◆ Problem to solve
Collect every line below that contains the word "заявителя".

◆ Data for processing
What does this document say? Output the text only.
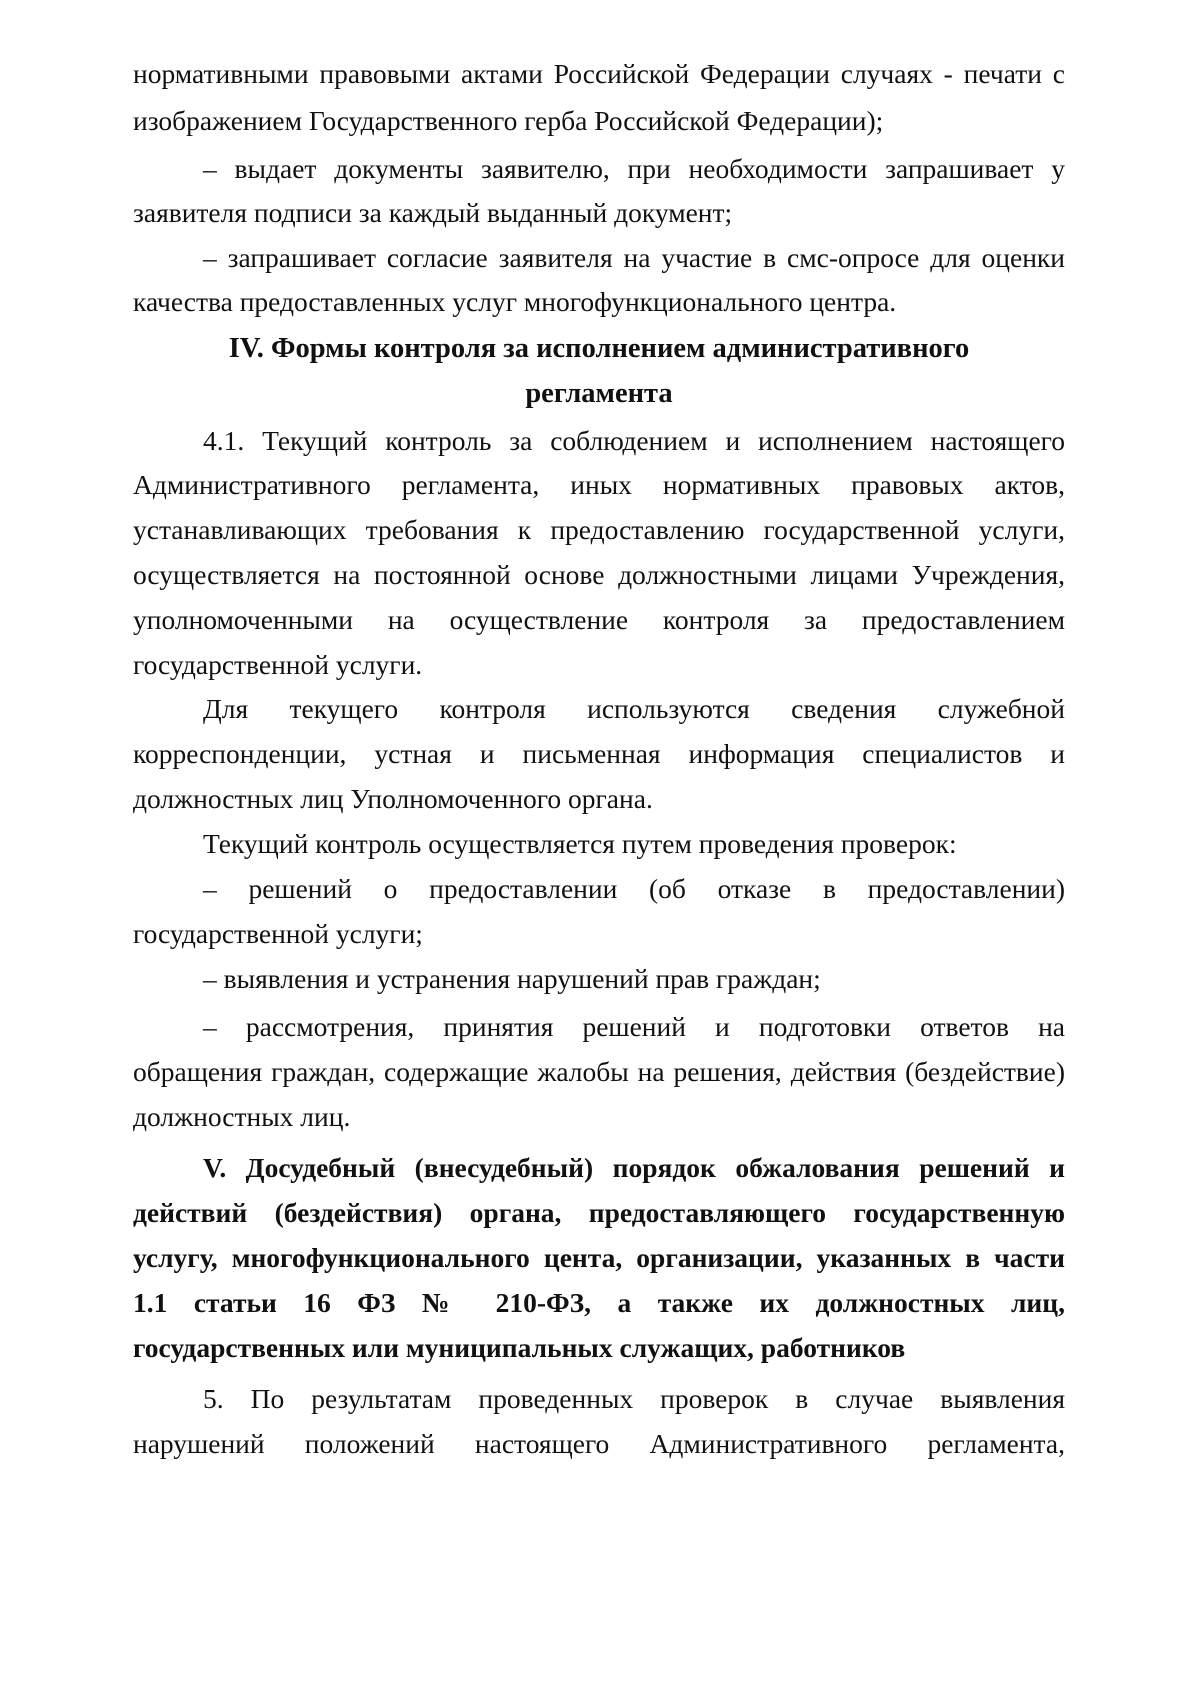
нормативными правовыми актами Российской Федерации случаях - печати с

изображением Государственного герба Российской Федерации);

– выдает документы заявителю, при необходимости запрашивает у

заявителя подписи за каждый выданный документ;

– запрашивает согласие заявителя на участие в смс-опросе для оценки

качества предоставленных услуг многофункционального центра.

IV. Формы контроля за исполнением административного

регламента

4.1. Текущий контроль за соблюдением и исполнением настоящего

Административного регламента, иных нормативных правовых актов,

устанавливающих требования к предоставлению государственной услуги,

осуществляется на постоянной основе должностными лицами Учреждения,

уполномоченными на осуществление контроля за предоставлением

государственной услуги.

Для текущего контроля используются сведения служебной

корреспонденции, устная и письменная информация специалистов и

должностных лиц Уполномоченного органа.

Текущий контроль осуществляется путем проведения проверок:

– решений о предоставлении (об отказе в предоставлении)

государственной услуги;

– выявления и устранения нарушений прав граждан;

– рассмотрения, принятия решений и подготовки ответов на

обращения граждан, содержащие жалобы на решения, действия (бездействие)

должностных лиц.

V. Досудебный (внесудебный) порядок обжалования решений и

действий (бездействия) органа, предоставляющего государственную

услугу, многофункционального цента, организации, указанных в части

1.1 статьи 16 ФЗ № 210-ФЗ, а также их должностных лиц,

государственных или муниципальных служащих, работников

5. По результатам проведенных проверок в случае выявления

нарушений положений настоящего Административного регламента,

◆ Response
заявителя подписи за каждый выданный документ;
– запрашивает согласие заявителя на участие в смс-опросе для оценки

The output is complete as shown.